---------- INFORMATION SUPPLIED

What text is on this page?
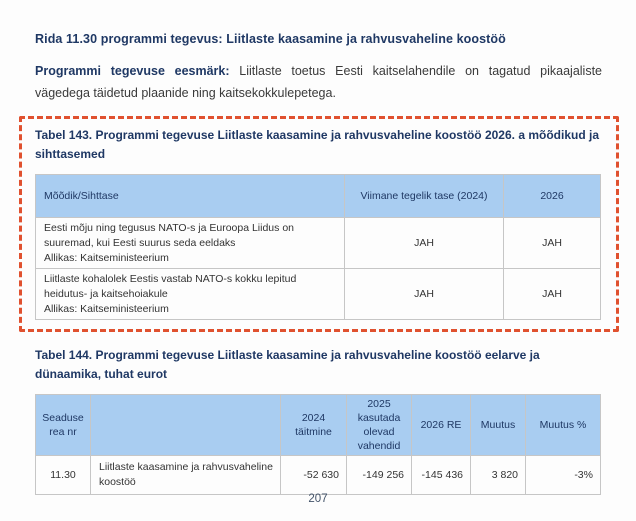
Rida 11.30 programmi tegevus: Liitlaste kaasamine ja rahvusvaheline koostöö

Programmi tegevuse eesmärk: Liitlaste toetus Eesti kaitselahendile on tagatud pikaajaliste vägedega täidetud plaanide ning kaitsekokkulepetega.

Tabel 143. Programmi tegevuse Liitlaste kaasamine ja rahvusvaheline koostöö 2026. a mõõdikud ja sihttasemed

Mõõdik/Sihttase	Viimane tegelik tase (2024)	2026

Eesti mõju ning tegusus NATO-s ja Euroopa Liidus on suuremad, kui Eesti suurus seda eeldaks
Allikas: Kaitseministeerium	JAH	JAH

Liitlaste kohalolek Eestis vastab NATO-s kokku lepitud heidutus- ja kaitsehoiakule
Allikas: Kaitseministeerium	JAH	JAH

Tabel 144. Programmi tegevuse Liitlaste kaasamine ja rahvusvaheline koostöö eelarve ja dünaamika, tuhat eurot

Seaduse rea nr		2024 täitmine	2025 kasutada olevad vahendid	2026 RE	Muutus	Muutus %
11.30	Liitlaste kaasamine ja rahvusvaheline koostöö	-52 630	-149 256	-145 436	3 820	-3%
207
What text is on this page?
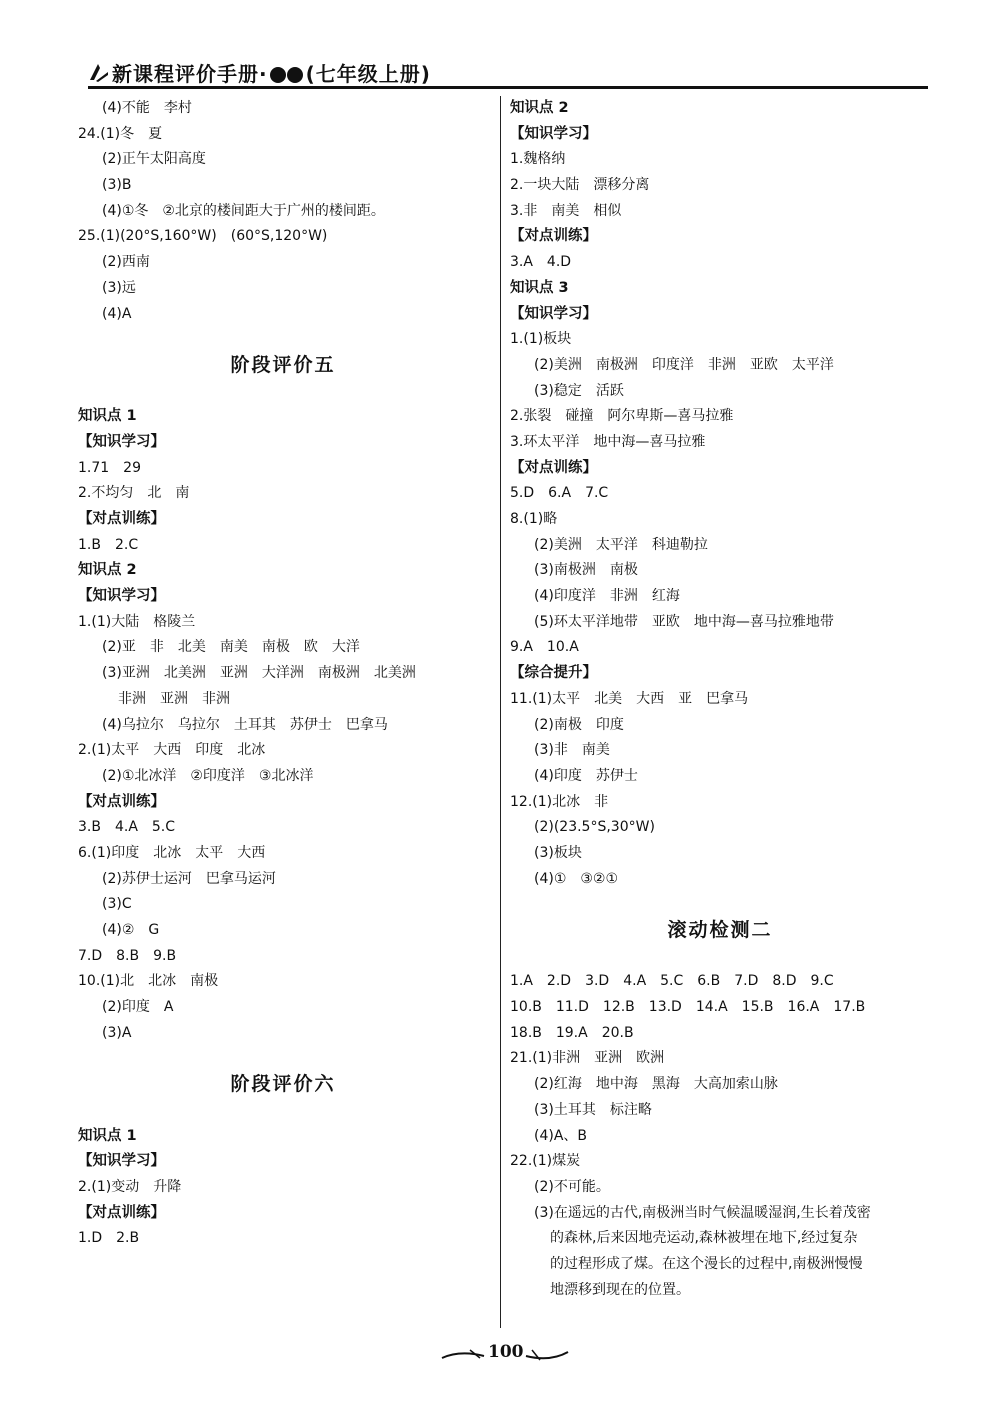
新课程评价手册· (七年级上册)
(4)不能　李村
24.(1)冬　夏
(2)正午太阳高度
(3)B
(4)①冬　②北京的楼间距大于广州的楼间距。
25.(1)(20°S,160°W)　(60°S,120°W)
(2)西南
(3)远
(4)A
阶段评价五
知识点 1
【知识学习】
1.71　29
2.不均匀　北　南
【对点训练】
1.B　2.C
知识点 2
【知识学习】
1.(1)大陆　格陵兰
(2)亚　非　北美　南美　南极　欧　大洋
(3)亚洲　北美洲　亚洲　大洋洲　南极洲　北美洲
非洲　亚洲　非洲
(4)乌拉尔　乌拉尔　土耳其　苏伊士　巴拿马
2.(1)太平　大西　印度　北冰
(2)①北冰洋　②印度洋　③北冰洋
【对点训练】
3.B　4.A　5.C
6.(1)印度　北冰　太平　大西
(2)苏伊士运河　巴拿马运河
(3)C
(4)②　G
7.D　8.B　9.B
10.(1)北　北冰　南极
(2)印度　A
(3)A
阶段评价六
知识点 1
【知识学习】
2.(1)变动　升降
【对点训练】
1.D　2.B
知识点 2
【知识学习】
1.魏格纳
2.一块大陆　漂移分离
3.非　南美　相似
【对点训练】
3.A　4.D
知识点 3
【知识学习】
1.(1)板块
(2)美洲　南极洲　印度洋　非洲　亚欧　太平洋
(3)稳定　活跃
2.张裂　碰撞　阿尔卑斯—喜马拉雅
3.环太平洋　地中海—喜马拉雅
【对点训练】
5.D　6.A　7.C
8.(1)略
(2)美洲　太平洋　科迪勒拉
(3)南极洲　南极
(4)印度洋　非洲　红海
(5)环太平洋地带　亚欧　地中海—喜马拉雅地带
9.A　10.A
【综合提升】
11.(1)太平　北美　大西　亚　巴拿马
(2)南极　印度
(3)非　南美
(4)印度　苏伊士
12.(1)北冰　非
(2)(23.5°S,30°W)
(3)板块
(4)①　③②①
滚动检测二
1.A　2.D　3.D　4.A　5.C　6.B　7.D　8.D　9.C
10.B　11.D　12.B　13.D　14.A　15.B　16.A　17.B
18.B　19.A　20.B
21.(1)非洲　亚洲　欧洲
(2)红海　地中海　黑海　大高加索山脉
(3)土耳其　标注略
(4)A、B
22.(1)煤炭
(2)不可能。
(3)在遥远的古代,南极洲当时气候温暖湿润,生长着茂密
的森林,后来因地壳运动,森林被埋在地下,经过复杂
的过程形成了煤。在这个漫长的过程中,南极洲慢慢
地漂移到现在的位置。
100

--------------------

__DIRECTIONS FOR THIS TASK__: Pull out all lines from the entries above that include the word "NATO".

__WORKED SOLUTION__:
Eesti mõju ning tegusus NATO-s ja Euroopa Liidus on suuremad, kui Eesti suurus seda eeldaks
Liitlaste kohalolek Eestis vastab NATO-s kokku lepitud heidutus- ja kaitsehoiakule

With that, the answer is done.